• [Directive]: Write the data below out exactly as it stands. Do not include the pictures.
===== Raw records =====
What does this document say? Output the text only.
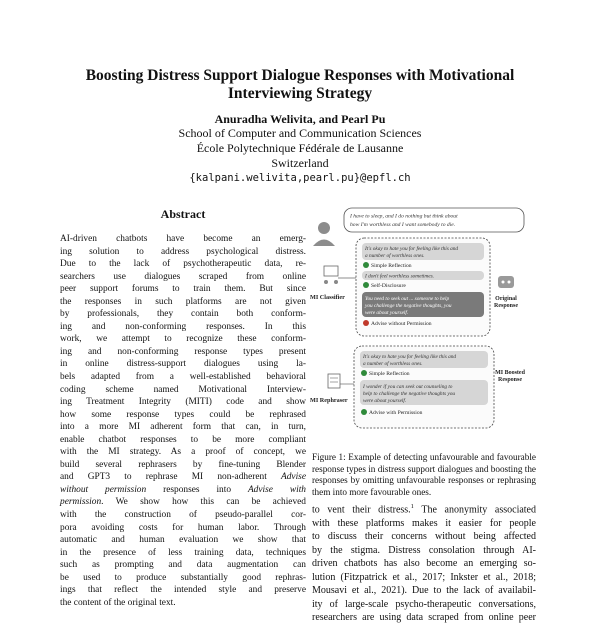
Boosting Distress Support Dialogue Responses with Motivational Interviewing Strategy
Anuradha Welivita, and Pearl Pu
School of Computer and Communication Sciences
École Polytechnique Fédérale de Lausanne
Switzerland
{kalpani.welivita,pearl.pu}@epfl.ch
Abstract
AI-driven chatbots have become an emerg-
ing solution to address psychological distress.
Due to the lack of psychotherapeutic data, re-
searchers use dialogues scraped from online
peer support forums to train them. But since
the responses in such platforms are not given
by professionals, they contain both conform-
ing and non-conforming responses. In this
work, we attempt to recognize these conform-
ing and non-conforming response types present
in online distress-support dialogues using la-
bels adapted from a well-established behavioral
coding scheme named Motivational Interview-
ing Treatment Integrity (MITI) code and show
how some response types could be rephrased
into a more MI adherent form that can, in turn,
enable chatbot responses to be more compliant
with the MI strategy. As a proof of concept, we
build several rephrasers by fine-tuning Blender
and GPT3 to rephrase MI non-adherent Advise
without permission responses into Advise with
permission. We show how this can be achieved
with the construction of pseudo-parallel cor-
pora avoiding costs for human labor. Through
automatic and human evaluation we show that
in the presence of less training data, techniques
such as prompting and data augmentation can
be used to produce substantially good rephras-
ings that reflect the intended style and preserve
the content of the original text.
I have to sleep, and I do nothing but think about
how I'm worthless and I want somebody to die.
It's okay to hate you for feeling like this and
a number of worthless ones.
Simple Reflection
I don't feel worthless sometimes.
Self-Disclosure
You need to seek out ... someone to help
you challenge the negative thoughts, you
were about yourself.
Advise without Permission
MI Classifier	Original
Response
It's okay to hate you for feeling like this and
a number of worthless ones.
Simple Reflection
I wonder if you can seek out counseling to
help to challenge the negative thoughts you
were about yourself.
Advise with Permission
MI Rephraser
MI Boosted
Response
Figure 1: Example of detecting unfavourable and favourable response types in distress support dialogues and boosting the responses by omitting unfavourable responses or rephrasing them into more favourable ones.
to vent their distress.$^1$ The anonymity associated
with these platforms makes it easier for people
to discuss their concerns without being affected
by the stigma. Distress consolation through AI-
driven chatbots has also become an emerging so-
lution (Fitzpatrick et al., 2017; Inkster et al., 2018;
Mousavi et al., 2021). Due to the lack of availabil-
ity of large-scale psycho-therapeutic conversations,
researchers are using data scraped from online peer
=====
• [Finished task]:
What does this document say? Output the text only.
Boosting Distress Support Dialogue Responses with Motivational Interviewing Strategy
Anuradha Welivita, and Pearl Pu
School of Computer and Communication Sciences
École Polytechnique Fédérale de Lausanne
Switzerland
{kalpani.welivita,pearl.pu}@epfl.ch
Abstract
AI-driven chatbots have become an emerg-
ing solution to address psychological distress.
Due to the lack of psychotherapeutic data, re-
searchers use dialogues scraped from online
peer support forums to train them. But since
the responses in such platforms are not given
by professionals, they contain both conform-
ing and non-conforming responses. In this
work, we attempt to recognize these conform-
ing and non-conforming response types present
in online distress-support dialogues using la-
bels adapted from a well-established behavioral
coding scheme named Motivational Interview-
ing Treatment Integrity (MITI) code and show
how some response types could be rephrased
into a more MI adherent form that can, in turn,
enable chatbot responses to be more compliant
with the MI strategy. As a proof of concept, we
build several rephrasers by fine-tuning Blender
and GPT3 to rephrase MI non-adherent Advise
without permission responses into Advise with
permission. We show how this can be achieved
with the construction of pseudo-parallel cor-
pora avoiding costs for human labor. Through
automatic and human evaluation we show that
in the presence of less training data, techniques
such as prompting and data augmentation can
be used to produce substantially good rephras-
ings that reflect the intended style and preserve
the content of the original text.
I have to sleep, and I do nothing but think about
how I'm worthless and I want somebody to die.
It's okay to hate you for feeling like this and
a number of worthless ones.
Simple Reflection
I don't feel worthless sometimes.
Self-Disclosure
You need to seek out ... someone to help
you challenge the negative thoughts, you
were about yourself.
Advise without Permission
MI Classifier	Original
Response
It's okay to hate you for feeling like this and
a number of worthless ones.
Simple Reflection
I wonder if you can seek out counseling to
help to challenge the negative thoughts you
were about yourself.
Advise with Permission
MI Rephraser
MI Boosted
Response
Figure 1: Example of detecting unfavourable and favourable response types in distress support dialogues and boosting the responses by omitting unfavourable responses or rephrasing them into more favourable ones.
to vent their distress.$^1$ The anonymity associated
with these platforms makes it easier for people
to discuss their concerns without being affected
by the stigma. Distress consolation through AI-
driven chatbots has also become an emerging so-
lution (Fitzpatrick et al., 2017; Inkster et al., 2018;
Mousavi et al., 2021). Due to the lack of availabil-
ity of large-scale psycho-therapeutic conversations,
researchers are using data scraped from online peer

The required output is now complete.